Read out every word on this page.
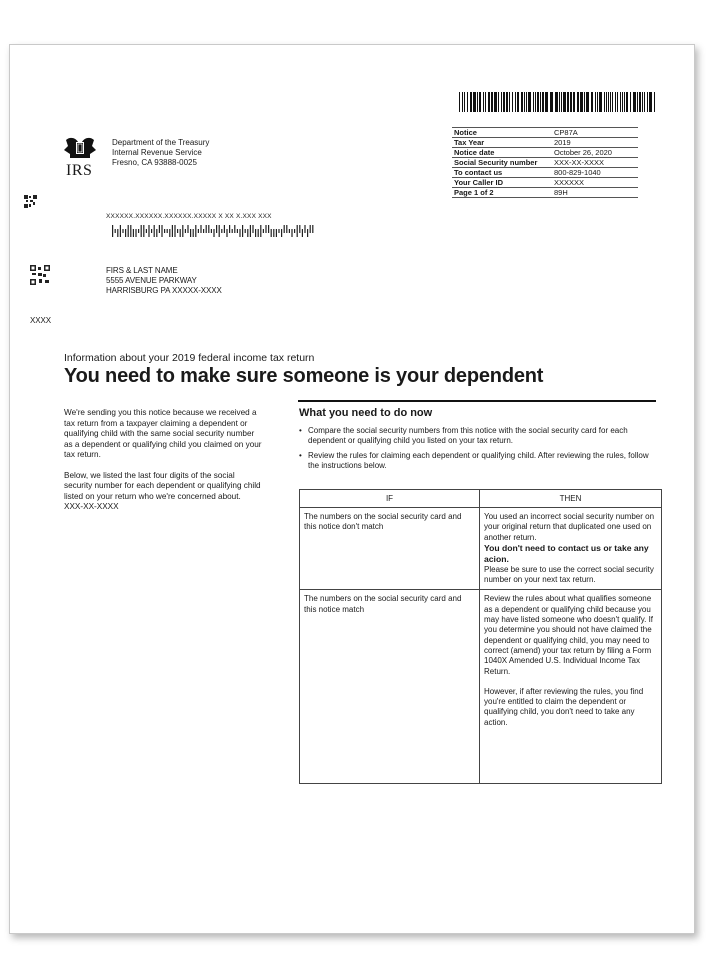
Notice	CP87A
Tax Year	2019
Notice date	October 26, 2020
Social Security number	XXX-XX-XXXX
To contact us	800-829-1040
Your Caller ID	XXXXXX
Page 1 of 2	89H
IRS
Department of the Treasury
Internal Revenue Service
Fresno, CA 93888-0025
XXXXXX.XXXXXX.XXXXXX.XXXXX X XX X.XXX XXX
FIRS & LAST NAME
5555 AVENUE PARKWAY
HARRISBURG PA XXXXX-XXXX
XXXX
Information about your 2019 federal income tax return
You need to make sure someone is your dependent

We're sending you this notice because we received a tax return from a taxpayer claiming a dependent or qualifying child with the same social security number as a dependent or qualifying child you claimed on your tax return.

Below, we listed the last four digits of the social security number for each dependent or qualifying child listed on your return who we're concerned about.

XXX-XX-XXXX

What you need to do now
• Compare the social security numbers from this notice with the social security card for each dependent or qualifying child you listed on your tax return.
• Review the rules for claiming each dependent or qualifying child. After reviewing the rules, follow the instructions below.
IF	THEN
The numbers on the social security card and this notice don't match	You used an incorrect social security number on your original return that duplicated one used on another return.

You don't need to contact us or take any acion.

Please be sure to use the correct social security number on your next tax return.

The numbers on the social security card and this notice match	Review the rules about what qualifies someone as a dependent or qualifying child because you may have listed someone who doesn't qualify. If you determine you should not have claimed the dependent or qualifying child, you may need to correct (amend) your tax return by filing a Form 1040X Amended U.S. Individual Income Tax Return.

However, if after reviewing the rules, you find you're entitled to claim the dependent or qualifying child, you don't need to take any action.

■ ■ ■ ■ ■

GIVEN TASK:
Work out how many lines of the listing above include "from". Answer with the number and nothing more.

RIGHT ANSWER:
2